Identify all lines in the listing that include the word "pkks", and copy them out.

Figure collection entries
+ + +

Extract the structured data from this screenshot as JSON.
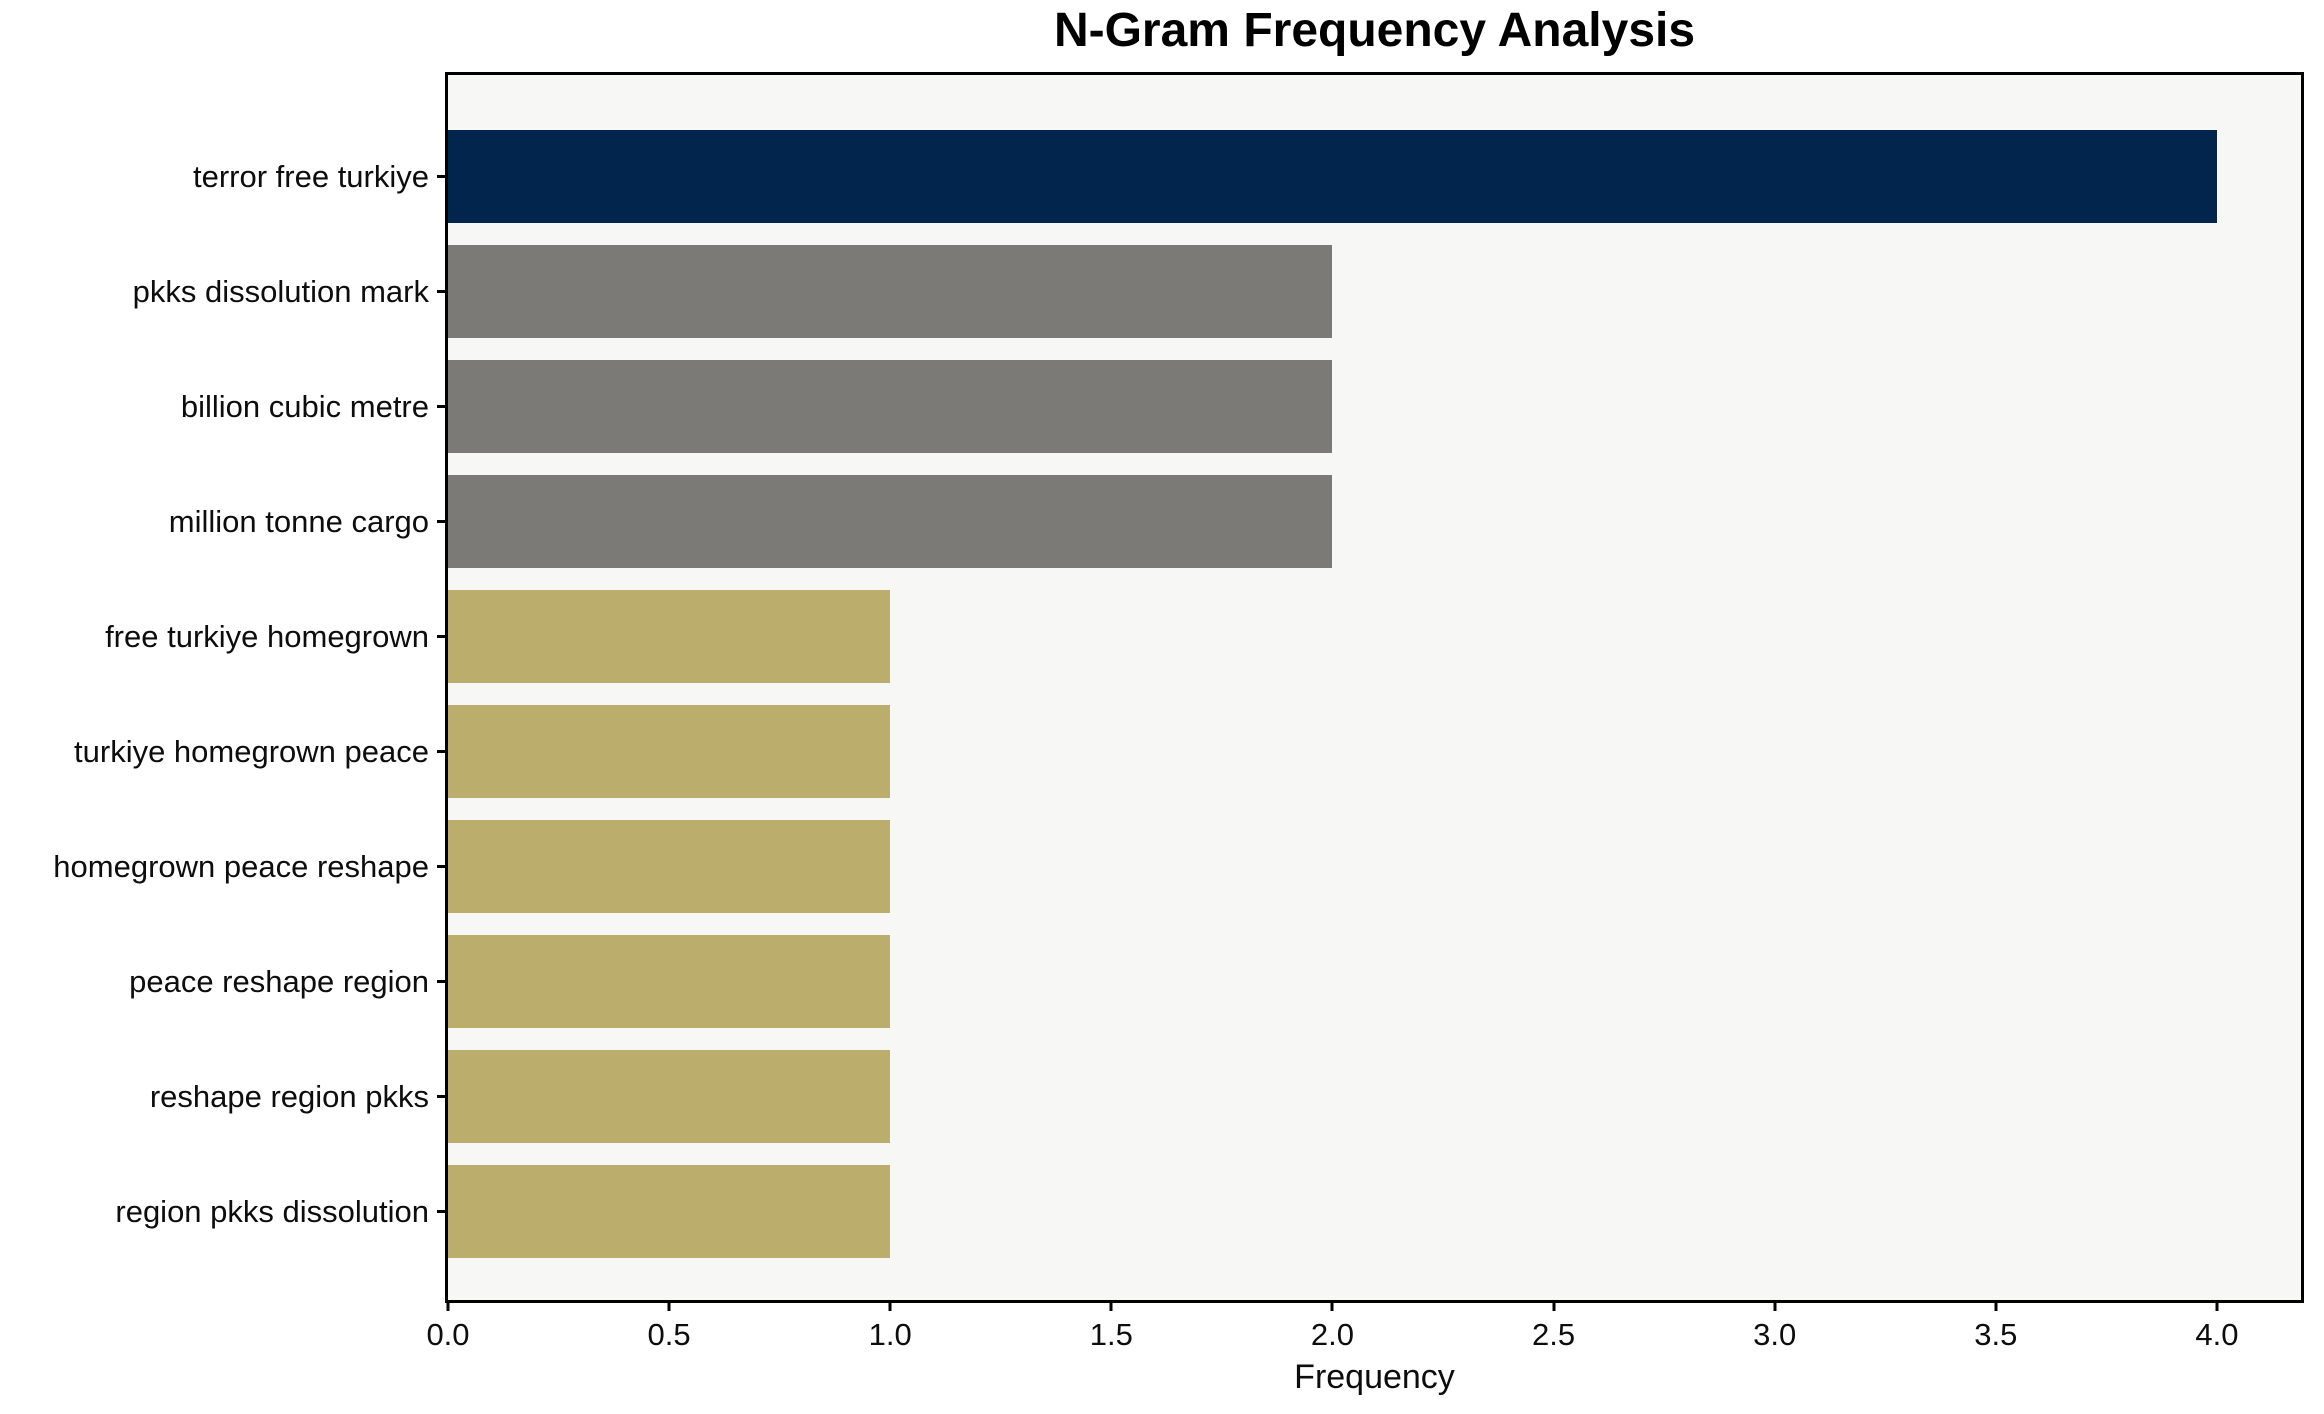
{
  "figure": {
    "background": "#ffffff"
  },
  "chart_data": {
    "type": "bar",
    "orientation": "horizontal",
    "title": "N-Gram Frequency Analysis",
    "xlabel": "Frequency",
    "ylabel": "",
    "categories": [
      "terror free turkiye",
      "pkks dissolution mark",
      "billion cubic metre",
      "million tonne cargo",
      "free turkiye homegrown",
      "turkiye homegrown peace",
      "homegrown peace reshape",
      "peace reshape region",
      "reshape region pkks",
      "region pkks dissolution"
    ],
    "values": [
      4,
      2,
      2,
      2,
      1,
      1,
      1,
      1,
      1,
      1
    ],
    "bar_colors": [
      "#02254d",
      "#7b7a76",
      "#7b7a76",
      "#7b7a76",
      "#bbad6c",
      "#bbad6c",
      "#bbad6c",
      "#bbad6c",
      "#bbad6c",
      "#bbad6c"
    ],
    "xlim": [
      0,
      4.19
    ],
    "xticks": [
      0.0,
      0.5,
      1.0,
      1.5,
      2.0,
      2.5,
      3.0,
      3.5,
      4.0
    ],
    "xtick_labels": [
      "0.0",
      "0.5",
      "1.0",
      "1.5",
      "2.0",
      "2.5",
      "3.0",
      "3.5",
      "4.0"
    ],
    "grid": false,
    "legend_position": "none",
    "plot_background": "#f7f7f6",
    "spine_color": "#000000"
  }
}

+ + +

Full solution:
      "pkks dissolution mark",
      "reshape region pkks",
      "region pkks dissolution"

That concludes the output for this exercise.